Short problem. Pick out every line in the data below that holds "Bonsai".

(Dataset items)

········

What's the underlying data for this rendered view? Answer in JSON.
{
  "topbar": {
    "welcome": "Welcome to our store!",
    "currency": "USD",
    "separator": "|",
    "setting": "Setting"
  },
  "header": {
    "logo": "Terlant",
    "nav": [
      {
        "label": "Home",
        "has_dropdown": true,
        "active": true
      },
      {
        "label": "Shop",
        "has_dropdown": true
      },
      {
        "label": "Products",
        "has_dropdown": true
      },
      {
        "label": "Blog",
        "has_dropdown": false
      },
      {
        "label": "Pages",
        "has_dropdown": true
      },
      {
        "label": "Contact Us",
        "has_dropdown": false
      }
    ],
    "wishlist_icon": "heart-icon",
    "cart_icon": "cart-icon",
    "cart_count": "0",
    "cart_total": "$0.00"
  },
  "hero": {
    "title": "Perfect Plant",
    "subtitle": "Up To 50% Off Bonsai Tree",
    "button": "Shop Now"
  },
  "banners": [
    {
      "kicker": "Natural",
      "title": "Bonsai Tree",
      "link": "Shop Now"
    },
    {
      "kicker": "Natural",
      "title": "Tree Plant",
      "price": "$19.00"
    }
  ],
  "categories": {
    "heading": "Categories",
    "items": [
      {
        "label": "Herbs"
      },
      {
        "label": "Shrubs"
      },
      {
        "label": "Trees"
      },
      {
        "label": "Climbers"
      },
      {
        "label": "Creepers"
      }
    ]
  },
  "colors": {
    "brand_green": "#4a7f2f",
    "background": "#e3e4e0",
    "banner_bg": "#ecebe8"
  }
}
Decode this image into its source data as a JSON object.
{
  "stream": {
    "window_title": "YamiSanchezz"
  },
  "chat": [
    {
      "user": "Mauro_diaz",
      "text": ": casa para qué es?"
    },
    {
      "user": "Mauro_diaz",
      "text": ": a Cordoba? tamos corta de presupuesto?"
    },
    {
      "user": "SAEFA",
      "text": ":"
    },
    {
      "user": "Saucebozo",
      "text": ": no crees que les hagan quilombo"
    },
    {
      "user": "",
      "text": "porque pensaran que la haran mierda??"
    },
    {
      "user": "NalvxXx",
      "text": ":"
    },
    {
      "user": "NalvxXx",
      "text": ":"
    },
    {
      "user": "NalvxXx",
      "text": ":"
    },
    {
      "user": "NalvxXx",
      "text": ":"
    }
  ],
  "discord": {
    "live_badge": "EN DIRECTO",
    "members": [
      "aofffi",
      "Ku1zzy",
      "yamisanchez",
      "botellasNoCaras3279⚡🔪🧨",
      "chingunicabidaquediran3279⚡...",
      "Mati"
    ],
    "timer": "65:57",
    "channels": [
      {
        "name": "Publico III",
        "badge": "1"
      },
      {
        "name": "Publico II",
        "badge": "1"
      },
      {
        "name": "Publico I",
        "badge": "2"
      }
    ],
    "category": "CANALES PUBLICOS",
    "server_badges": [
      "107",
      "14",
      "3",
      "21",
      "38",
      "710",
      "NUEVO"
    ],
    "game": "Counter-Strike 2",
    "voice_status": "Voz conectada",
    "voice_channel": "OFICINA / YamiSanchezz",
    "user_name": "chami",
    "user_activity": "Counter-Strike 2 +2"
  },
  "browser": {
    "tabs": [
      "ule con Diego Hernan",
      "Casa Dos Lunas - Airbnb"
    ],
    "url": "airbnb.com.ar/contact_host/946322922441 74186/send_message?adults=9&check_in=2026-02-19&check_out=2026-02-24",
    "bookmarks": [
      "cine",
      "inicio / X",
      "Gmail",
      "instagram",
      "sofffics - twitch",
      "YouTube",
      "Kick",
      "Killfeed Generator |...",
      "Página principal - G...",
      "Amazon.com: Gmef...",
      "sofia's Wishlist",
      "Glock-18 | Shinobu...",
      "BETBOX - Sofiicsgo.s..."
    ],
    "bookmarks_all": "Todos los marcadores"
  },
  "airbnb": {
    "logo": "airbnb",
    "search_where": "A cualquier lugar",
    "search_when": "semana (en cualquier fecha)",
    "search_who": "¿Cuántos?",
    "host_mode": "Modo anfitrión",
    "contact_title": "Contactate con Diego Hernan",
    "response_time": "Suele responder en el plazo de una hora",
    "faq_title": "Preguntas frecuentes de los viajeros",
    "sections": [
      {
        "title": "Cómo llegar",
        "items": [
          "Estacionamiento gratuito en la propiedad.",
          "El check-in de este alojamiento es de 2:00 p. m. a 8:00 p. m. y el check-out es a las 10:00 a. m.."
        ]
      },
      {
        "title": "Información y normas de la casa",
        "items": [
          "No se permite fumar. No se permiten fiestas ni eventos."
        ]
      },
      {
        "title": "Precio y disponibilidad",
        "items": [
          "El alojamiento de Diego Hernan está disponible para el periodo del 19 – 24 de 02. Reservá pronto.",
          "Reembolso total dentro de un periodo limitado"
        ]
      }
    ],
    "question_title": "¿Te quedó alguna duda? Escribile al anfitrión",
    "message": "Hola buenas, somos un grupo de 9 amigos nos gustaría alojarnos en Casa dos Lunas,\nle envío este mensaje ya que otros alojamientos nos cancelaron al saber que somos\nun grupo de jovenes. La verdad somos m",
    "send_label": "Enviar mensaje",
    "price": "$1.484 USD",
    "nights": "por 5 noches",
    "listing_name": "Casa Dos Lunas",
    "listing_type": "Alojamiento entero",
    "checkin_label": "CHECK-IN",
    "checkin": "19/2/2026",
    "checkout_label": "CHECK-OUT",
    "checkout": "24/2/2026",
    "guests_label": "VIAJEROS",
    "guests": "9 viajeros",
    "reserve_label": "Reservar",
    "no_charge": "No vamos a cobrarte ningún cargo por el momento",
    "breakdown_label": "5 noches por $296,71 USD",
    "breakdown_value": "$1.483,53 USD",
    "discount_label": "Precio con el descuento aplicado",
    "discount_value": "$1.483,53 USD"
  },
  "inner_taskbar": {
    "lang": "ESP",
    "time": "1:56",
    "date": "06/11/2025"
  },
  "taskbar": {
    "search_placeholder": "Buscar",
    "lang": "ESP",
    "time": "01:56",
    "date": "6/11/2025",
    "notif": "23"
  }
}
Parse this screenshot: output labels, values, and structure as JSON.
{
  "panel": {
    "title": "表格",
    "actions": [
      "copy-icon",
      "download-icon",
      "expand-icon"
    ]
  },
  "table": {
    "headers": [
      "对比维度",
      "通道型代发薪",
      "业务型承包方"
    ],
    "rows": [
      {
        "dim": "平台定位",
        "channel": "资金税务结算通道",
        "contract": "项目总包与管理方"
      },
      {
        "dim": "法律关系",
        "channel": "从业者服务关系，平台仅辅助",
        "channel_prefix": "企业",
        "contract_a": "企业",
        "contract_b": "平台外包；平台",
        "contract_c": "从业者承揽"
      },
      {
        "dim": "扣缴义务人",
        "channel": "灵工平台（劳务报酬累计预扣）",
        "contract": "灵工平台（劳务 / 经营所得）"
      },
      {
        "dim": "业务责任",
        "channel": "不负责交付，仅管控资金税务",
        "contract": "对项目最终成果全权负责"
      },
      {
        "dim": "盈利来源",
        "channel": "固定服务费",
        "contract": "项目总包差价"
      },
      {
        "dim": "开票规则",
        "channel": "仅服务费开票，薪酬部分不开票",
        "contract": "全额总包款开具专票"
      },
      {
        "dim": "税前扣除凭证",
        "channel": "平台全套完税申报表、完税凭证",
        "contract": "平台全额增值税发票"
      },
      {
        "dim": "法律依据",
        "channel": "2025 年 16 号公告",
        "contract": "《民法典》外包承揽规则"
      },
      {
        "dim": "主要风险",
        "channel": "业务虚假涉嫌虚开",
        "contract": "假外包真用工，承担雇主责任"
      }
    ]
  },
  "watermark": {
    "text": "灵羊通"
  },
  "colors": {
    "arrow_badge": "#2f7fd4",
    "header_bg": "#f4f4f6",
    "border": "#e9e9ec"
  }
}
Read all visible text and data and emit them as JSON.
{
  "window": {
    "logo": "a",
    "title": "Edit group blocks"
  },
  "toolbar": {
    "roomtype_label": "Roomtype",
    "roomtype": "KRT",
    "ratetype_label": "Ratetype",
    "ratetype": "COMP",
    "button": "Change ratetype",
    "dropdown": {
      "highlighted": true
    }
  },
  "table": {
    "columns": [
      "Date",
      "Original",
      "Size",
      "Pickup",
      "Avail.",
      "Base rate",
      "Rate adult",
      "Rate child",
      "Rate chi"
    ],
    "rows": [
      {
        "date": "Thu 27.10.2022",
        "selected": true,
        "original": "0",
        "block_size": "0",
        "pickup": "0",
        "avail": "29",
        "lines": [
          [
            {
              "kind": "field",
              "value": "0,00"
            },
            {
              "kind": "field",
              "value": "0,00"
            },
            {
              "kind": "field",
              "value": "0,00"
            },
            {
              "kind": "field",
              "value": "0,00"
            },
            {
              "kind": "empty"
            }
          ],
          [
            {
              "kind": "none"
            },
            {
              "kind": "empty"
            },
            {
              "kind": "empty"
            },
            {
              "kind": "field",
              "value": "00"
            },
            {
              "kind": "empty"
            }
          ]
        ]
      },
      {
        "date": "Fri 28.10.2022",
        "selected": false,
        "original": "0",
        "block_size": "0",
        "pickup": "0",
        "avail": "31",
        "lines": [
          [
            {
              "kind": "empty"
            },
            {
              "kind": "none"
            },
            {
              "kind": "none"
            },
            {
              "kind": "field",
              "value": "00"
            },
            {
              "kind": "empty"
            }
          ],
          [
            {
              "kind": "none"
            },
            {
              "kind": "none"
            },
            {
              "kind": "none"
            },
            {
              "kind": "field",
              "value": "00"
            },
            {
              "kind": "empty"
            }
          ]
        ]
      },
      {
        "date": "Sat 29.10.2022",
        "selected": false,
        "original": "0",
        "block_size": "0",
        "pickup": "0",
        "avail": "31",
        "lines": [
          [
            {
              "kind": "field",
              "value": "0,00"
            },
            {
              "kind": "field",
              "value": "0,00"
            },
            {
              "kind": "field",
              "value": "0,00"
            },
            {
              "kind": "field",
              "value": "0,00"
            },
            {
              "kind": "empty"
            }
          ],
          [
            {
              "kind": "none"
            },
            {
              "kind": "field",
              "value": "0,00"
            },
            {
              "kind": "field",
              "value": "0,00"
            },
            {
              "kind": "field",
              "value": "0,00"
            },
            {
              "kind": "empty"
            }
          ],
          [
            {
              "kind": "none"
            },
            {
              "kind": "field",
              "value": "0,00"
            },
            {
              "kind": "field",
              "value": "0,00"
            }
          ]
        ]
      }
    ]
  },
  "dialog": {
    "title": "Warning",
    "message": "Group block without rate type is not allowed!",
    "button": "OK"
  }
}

········

Correct result.
    "subtitle": "Up To 50% Off Bonsai Tree",
      "title": "Bonsai Tree",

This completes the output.